--- Start DATA FOR THIS TASK ---
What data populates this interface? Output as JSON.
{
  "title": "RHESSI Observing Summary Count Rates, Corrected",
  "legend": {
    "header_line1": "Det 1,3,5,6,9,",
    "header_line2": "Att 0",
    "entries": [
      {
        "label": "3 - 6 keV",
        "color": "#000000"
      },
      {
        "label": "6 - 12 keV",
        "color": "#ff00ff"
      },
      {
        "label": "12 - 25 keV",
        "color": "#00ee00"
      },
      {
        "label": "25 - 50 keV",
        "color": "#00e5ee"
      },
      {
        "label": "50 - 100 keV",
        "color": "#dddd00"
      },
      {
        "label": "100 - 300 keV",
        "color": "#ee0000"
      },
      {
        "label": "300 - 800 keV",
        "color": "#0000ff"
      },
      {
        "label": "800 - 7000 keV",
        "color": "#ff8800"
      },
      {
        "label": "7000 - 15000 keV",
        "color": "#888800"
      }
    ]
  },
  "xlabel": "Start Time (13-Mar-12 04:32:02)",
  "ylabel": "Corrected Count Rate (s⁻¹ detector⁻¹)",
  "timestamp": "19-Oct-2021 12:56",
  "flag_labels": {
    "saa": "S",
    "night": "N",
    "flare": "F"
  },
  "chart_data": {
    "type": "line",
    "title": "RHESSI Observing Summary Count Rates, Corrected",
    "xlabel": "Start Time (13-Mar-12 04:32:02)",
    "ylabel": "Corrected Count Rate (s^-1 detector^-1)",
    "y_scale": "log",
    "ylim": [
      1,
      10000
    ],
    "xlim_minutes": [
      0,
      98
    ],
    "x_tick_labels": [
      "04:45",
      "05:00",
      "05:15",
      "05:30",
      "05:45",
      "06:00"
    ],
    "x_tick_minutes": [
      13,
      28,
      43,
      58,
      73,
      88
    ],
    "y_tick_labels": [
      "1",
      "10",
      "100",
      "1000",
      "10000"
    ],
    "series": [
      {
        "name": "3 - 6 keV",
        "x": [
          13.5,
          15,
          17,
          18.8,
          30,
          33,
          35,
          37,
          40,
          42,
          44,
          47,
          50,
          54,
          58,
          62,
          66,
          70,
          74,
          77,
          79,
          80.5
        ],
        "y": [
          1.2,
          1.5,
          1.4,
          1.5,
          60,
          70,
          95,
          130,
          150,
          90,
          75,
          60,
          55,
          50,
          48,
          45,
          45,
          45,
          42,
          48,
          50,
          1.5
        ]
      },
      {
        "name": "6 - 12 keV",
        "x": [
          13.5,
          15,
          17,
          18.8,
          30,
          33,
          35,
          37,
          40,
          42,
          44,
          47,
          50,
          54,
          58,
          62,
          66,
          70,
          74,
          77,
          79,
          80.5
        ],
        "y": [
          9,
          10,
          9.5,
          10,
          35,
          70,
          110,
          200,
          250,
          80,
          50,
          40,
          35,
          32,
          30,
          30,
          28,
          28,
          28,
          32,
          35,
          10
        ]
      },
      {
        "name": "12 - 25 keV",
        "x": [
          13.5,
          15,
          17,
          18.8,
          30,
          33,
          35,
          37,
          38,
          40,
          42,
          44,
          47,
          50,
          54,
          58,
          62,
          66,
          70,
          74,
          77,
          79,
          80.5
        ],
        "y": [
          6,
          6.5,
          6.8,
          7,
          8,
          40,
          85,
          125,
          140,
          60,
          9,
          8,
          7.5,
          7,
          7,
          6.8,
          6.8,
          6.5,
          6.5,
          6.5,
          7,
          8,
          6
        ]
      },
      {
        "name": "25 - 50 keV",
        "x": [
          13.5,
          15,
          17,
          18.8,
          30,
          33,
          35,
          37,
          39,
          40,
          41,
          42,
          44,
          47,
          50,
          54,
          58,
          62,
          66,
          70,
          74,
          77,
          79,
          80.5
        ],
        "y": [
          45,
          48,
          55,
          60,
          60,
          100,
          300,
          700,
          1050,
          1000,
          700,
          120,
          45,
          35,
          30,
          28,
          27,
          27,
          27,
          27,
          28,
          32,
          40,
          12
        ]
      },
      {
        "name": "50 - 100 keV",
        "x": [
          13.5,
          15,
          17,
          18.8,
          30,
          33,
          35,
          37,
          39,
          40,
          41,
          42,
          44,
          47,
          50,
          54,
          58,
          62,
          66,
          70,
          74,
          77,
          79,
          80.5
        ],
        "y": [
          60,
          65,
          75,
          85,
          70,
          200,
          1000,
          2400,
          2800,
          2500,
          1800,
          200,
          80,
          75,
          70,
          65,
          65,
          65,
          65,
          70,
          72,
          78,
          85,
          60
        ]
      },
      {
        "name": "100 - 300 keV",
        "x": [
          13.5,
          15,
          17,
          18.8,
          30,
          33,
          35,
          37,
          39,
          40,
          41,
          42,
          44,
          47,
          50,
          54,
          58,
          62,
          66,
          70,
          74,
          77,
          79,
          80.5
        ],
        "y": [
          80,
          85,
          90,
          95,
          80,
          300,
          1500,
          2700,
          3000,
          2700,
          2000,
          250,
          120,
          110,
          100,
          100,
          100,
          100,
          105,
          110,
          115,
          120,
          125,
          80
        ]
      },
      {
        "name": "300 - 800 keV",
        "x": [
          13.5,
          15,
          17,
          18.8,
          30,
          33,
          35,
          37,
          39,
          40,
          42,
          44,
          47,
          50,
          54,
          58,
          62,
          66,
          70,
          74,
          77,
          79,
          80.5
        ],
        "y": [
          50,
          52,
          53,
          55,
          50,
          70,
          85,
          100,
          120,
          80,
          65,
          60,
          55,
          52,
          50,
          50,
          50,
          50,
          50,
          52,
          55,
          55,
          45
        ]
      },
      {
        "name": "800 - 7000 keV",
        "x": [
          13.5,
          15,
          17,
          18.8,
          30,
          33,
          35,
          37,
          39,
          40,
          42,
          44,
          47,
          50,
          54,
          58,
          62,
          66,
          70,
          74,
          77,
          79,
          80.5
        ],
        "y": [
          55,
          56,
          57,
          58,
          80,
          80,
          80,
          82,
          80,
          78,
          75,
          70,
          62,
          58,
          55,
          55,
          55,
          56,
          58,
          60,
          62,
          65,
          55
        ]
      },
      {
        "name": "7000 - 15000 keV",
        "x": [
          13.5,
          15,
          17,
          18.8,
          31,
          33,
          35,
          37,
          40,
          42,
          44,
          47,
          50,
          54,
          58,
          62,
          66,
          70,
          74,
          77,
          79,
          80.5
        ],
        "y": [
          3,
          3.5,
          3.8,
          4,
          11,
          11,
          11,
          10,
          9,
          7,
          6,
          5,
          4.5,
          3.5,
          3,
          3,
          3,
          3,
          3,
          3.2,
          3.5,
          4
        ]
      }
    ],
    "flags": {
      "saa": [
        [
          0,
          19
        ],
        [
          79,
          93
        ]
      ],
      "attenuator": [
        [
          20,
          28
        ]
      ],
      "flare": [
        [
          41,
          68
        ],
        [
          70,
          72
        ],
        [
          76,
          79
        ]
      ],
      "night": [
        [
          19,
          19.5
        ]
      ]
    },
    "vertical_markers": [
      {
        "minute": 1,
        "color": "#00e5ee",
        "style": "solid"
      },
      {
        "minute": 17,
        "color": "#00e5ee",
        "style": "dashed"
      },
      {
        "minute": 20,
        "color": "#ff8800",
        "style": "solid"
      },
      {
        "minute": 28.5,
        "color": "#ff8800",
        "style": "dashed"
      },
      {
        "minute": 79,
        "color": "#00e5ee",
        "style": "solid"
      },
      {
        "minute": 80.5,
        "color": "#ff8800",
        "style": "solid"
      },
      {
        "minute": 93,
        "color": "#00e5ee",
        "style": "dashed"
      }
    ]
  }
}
--- End DATA FOR THIS TASK ---
SET PROBLEM
Tally the lines in the listing that hold "xlabel" and report the number alone.

REPLY TO THE EXERCISE
2